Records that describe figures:
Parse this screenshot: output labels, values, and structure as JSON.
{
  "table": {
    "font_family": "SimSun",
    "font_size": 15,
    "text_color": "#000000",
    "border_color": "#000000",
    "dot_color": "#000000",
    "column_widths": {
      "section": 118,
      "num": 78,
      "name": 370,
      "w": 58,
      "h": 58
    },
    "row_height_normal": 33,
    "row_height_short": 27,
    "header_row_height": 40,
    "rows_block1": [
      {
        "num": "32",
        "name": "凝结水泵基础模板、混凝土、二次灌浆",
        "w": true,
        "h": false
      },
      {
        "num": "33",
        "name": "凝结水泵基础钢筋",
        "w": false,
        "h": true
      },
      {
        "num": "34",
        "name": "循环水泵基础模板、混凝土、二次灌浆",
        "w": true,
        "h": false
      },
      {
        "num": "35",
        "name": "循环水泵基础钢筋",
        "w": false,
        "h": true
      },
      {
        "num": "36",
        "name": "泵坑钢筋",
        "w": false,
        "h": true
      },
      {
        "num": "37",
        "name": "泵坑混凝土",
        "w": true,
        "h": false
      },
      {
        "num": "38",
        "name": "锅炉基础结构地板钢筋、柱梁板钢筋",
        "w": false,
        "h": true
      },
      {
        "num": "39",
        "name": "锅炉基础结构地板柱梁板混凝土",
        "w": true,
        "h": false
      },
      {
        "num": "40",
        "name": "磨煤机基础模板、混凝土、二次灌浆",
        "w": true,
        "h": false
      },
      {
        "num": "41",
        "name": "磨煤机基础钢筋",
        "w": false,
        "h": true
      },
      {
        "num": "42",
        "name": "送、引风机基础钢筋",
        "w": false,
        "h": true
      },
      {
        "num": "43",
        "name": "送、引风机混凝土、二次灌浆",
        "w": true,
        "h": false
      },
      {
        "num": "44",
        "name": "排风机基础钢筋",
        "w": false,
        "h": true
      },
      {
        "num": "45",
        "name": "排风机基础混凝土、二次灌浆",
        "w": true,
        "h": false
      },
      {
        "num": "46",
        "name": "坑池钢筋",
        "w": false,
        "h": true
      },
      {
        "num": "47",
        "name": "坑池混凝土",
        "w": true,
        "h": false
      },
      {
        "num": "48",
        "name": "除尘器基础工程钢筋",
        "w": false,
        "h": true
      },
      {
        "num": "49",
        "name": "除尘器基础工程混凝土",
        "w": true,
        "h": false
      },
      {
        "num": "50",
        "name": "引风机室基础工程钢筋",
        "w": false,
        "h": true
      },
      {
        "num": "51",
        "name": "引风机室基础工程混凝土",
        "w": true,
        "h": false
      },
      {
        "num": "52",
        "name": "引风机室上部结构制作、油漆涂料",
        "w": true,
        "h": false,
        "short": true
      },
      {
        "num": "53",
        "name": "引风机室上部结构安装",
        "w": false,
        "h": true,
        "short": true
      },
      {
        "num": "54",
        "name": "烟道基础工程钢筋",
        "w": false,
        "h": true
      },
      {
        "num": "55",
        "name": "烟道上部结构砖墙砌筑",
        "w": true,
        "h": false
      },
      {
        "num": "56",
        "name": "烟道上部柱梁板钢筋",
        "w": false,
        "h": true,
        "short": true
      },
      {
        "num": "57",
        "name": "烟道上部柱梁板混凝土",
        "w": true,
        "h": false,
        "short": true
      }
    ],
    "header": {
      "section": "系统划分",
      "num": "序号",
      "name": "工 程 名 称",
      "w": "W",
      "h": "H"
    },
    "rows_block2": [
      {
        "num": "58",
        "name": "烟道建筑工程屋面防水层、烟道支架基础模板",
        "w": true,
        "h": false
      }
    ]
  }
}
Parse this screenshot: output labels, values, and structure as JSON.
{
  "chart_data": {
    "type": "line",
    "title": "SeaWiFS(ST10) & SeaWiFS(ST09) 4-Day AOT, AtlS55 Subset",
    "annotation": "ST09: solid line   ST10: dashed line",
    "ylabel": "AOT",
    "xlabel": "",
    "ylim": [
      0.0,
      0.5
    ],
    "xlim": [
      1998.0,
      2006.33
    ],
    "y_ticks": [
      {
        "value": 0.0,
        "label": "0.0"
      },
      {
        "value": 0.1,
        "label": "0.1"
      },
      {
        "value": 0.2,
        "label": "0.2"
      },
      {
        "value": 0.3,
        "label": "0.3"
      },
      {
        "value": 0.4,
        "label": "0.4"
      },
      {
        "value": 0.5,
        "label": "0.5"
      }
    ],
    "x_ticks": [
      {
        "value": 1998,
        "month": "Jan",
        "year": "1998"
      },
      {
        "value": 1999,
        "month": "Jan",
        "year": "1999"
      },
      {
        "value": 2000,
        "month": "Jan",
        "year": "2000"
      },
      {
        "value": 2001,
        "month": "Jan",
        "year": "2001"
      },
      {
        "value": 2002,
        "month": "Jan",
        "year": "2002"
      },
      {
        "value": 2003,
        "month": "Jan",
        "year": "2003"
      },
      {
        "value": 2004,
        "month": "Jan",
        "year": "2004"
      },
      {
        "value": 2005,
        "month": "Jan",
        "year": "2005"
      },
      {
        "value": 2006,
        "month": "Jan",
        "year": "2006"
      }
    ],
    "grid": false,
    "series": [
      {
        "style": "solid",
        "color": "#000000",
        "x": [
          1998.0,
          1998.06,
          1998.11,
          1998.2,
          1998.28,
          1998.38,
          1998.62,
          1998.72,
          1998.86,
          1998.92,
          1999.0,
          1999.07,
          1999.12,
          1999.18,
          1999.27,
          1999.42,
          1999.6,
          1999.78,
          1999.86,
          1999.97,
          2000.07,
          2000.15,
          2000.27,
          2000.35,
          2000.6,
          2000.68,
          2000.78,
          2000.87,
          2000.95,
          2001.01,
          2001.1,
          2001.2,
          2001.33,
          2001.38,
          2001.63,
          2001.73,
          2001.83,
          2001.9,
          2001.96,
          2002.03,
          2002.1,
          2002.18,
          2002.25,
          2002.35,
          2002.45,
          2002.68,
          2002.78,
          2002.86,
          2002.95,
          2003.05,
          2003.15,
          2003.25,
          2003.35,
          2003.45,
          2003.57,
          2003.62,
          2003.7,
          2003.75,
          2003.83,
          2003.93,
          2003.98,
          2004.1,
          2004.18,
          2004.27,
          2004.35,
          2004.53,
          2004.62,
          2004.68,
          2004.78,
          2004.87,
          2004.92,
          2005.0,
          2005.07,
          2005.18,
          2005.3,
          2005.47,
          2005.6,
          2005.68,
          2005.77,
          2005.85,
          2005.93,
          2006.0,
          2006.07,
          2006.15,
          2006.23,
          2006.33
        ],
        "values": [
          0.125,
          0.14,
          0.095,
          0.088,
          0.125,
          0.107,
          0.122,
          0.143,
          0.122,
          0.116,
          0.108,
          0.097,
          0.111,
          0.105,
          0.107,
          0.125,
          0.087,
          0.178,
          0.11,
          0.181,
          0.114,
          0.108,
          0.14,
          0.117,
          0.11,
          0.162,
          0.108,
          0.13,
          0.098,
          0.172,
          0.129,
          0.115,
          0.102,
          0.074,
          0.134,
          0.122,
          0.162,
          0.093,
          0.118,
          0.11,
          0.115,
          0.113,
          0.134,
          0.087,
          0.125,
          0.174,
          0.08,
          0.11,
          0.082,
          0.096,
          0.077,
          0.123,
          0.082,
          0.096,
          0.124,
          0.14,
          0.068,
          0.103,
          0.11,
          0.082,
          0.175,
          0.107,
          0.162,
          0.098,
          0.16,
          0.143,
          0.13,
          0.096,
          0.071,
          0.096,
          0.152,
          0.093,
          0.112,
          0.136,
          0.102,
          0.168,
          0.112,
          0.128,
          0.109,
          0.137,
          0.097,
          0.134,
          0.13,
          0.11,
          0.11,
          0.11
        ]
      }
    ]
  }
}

What you have to do: Produce a verbatim transcription of the entries above.

Output:
Parse this screenshot: output labels, values, and structure as JSON.
{
  "table": {
    "font_family": "SimSun",
    "font_size": 15,
    "text_color": "#000000",
    "border_color": "#000000",
    "dot_color": "#000000",
    "column_widths": {
      "section": 118,
      "num": 78,
      "name": 370,
      "w": 58,
      "h": 58
    },
    "row_height_normal": 33,
    "row_height_short": 27,
    "header_row_height": 40,
    "rows_block1": [
      {
        "num": "32",
        "name": "凝结水泵基础模板、混凝土、二次灌浆",
        "w": true,
        "h": false
      },
      {
        "num": "33",
        "name": "凝结水泵基础钢筋",
        "w": false,
        "h": true
      },
      {
        "num": "34",
        "name": "循环水泵基础模板、混凝土、二次灌浆",
        "w": true,
        "h": false
      },
      {
        "num": "35",
        "name": "循环水泵基础钢筋",
        "w": false,
        "h": true
      },
      {
        "num": "36",
        "name": "泵坑钢筋",
        "w": false,
        "h": true
      },
      {
        "num": "37",
        "name": "泵坑混凝土",
        "w": true,
        "h": false
      },
      {
        "num": "38",
        "name": "锅炉基础结构地板钢筋、柱梁板钢筋",
        "w": false,
        "h": true
      },
      {
        "num": "39",
        "name": "锅炉基础结构地板柱梁板混凝土",
        "w": true,
        "h": false
      },
      {
        "num": "40",
        "name": "磨煤机基础模板、混凝土、二次灌浆",
        "w": true,
        "h": false
      },
      {
        "num": "41",
        "name": "磨煤机基础钢筋",
        "w": false,
        "h": true
      },
      {
        "num": "42",
        "name": "送、引风机基础钢筋",
        "w": false,
        "h": true
      },
      {
        "num": "43",
        "name": "送、引风机混凝土、二次灌浆",
        "w": true,
        "h": false
      },
      {
        "num": "44",
        "name": "排风机基础钢筋",
        "w": false,
        "h": true
      },
      {
        "num": "45",
        "name": "排风机基础混凝土、二次灌浆",
        "w": true,
        "h": false
      },
      {
        "num": "46",
        "name": "坑池钢筋",
        "w": false,
        "h": true
      },
      {
        "num": "47",
        "name": "坑池混凝土",
        "w": true,
        "h": false
      },
      {
        "num": "48",
        "name": "除尘器基础工程钢筋",
        "w": false,
        "h": true
      },
      {
        "num": "49",
        "name": "除尘器基础工程混凝土",
        "w": true,
        "h": false
      },
      {
        "num": "50",
        "name": "引风机室基础工程钢筋",
        "w": false,
        "h": true
      },
      {
        "num": "51",
        "name": "引风机室基础工程混凝土",
        "w": true,
        "h": false
      },
      {
        "num": "52",
        "name": "引风机室上部结构制作、油漆涂料",
        "w": true,
        "h": false,
        "short": true
      },
      {
        "num": "53",
        "name": "引风机室上部结构安装",
        "w": false,
        "h": true,
        "short": true
      },
      {
        "num": "54",
        "name": "烟道基础工程钢筋",
        "w": false,
        "h": true
      },
      {
        "num": "55",
        "name": "烟道上部结构砖墙砌筑",
        "w": true,
        "h": false
      },
      {
        "num": "56",
        "name": "烟道上部柱梁板钢筋",
        "w": false,
        "h": true,
        "short": true
      },
      {
        "num": "57",
        "name": "烟道上部柱梁板混凝土",
        "w": true,
        "h": false,
        "short": true
      }
    ],
    "header": {
      "section": "系统划分",
      "num": "序号",
      "name": "工 程 名 称",
      "w": "W",
      "h": "H"
    },
    "rows_block2": [
      {
        "num": "58",
        "name": "烟道建筑工程屋面防水层、烟道支架基础模板",
        "w": true,
        "h": false
      }
    ]
  }
}
Parse this screenshot: output labels, values, and structure as JSON.
{
  "chart_data": {
    "type": "line",
    "title": "SeaWiFS(ST10) & SeaWiFS(ST09) 4-Day AOT, AtlS55 Subset",
    "annotation": "ST09: solid line   ST10: dashed line",
    "ylabel": "AOT",
    "xlabel": "",
    "ylim": [
      0.0,
      0.5
    ],
    "xlim": [
      1998.0,
      2006.33
    ],
    "y_ticks": [
      {
        "value": 0.0,
        "label": "0.0"
      },
      {
        "value": 0.1,
        "label": "0.1"
      },
      {
        "value": 0.2,
        "label": "0.2"
      },
      {
        "value": 0.3,
        "label": "0.3"
      },
      {
        "value": 0.4,
        "label": "0.4"
      },
      {
        "value": 0.5,
        "label": "0.5"
      }
    ],
    "x_ticks": [
      {
        "value": 1998,
        "month": "Jan",
        "year": "1998"
      },
      {
        "value": 1999,
        "month": "Jan",
        "year": "1999"
      },
      {
        "value": 2000,
        "month": "Jan",
        "year": "2000"
      },
      {
        "value": 2001,
        "month": "Jan",
        "year": "2001"
      },
      {
        "value": 2002,
        "month": "Jan",
        "year": "2002"
      },
      {
        "value": 2003,
        "month": "Jan",
        "year": "2003"
      },
      {
        "value": 2004,
        "month": "Jan",
        "year": "2004"
      },
      {
        "value": 2005,
        "month": "Jan",
        "year": "2005"
      },
      {
        "value": 2006,
        "month": "Jan",
        "year": "2006"
      }
    ],
    "grid": false,
    "series": [
      {
        "style": "solid",
        "color": "#000000",
        "x": [
          1998.0,
          1998.06,
          1998.11,
          1998.2,
          1998.28,
          1998.38,
          1998.62,
          1998.72,
          1998.86,
          1998.92,
          1999.0,
          1999.07,
          1999.12,
          1999.18,
          1999.27,
          1999.42,
          1999.6,
          1999.78,
          1999.86,
          1999.97,
          2000.07,
          2000.15,
          2000.27,
          2000.35,
          2000.6,
          2000.68,
          2000.78,
          2000.87,
          2000.95,
          2001.01,
          2001.1,
          2001.2,
          2001.33,
          2001.38,
          2001.63,
          2001.73,
          2001.83,
          2001.9,
          2001.96,
          2002.03,
          2002.1,
          2002.18,
          2002.25,
          2002.35,
          2002.45,
          2002.68,
          2002.78,
          2002.86,
          2002.95,
          2003.05,
          2003.15,
          2003.25,
          2003.35,
          2003.45,
          2003.57,
          2003.62,
          2003.7,
          2003.75,
          2003.83,
          2003.93,
          2003.98,
          2004.1,
          2004.18,
          2004.27,
          2004.35,
          2004.53,
          2004.62,
          2004.68,
          2004.78,
          2004.87,
          2004.92,
          2005.0,
          2005.07,
          2005.18,
          2005.3,
          2005.47,
          2005.6,
          2005.68,
          2005.77,
          2005.85,
          2005.93,
          2006.0,
          2006.07,
          2006.15,
          2006.23,
          2006.33
        ],
        "values": [
          0.125,
          0.14,
          0.095,
          0.088,
          0.125,
          0.107,
          0.122,
          0.143,
          0.122,
          0.116,
          0.108,
          0.097,
          0.111,
          0.105,
          0.107,
          0.125,
          0.087,
          0.178,
          0.11,
          0.181,
          0.114,
          0.108,
          0.14,
          0.117,
          0.11,
          0.162,
          0.108,
          0.13,
          0.098,
          0.172,
          0.129,
          0.115,
          0.102,
          0.074,
          0.134,
          0.122,
          0.162,
          0.093,
          0.118,
          0.11,
          0.115,
          0.113,
          0.134,
          0.087,
          0.125,
          0.174,
          0.08,
          0.11,
          0.082,
          0.096,
          0.077,
          0.123,
          0.082,
          0.096,
          0.124,
          0.14,
          0.068,
          0.103,
          0.11,
          0.082,
          0.175,
          0.107,
          0.162,
          0.098,
          0.16,
          0.143,
          0.13,
          0.096,
          0.071,
          0.096,
          0.152,
          0.093,
          0.112,
          0.136,
          0.102,
          0.168,
          0.112,
          0.128,
          0.109,
          0.137,
          0.097,
          0.134,
          0.13,
          0.11,
          0.11,
          0.11
        ]
      }
    ]
  }
}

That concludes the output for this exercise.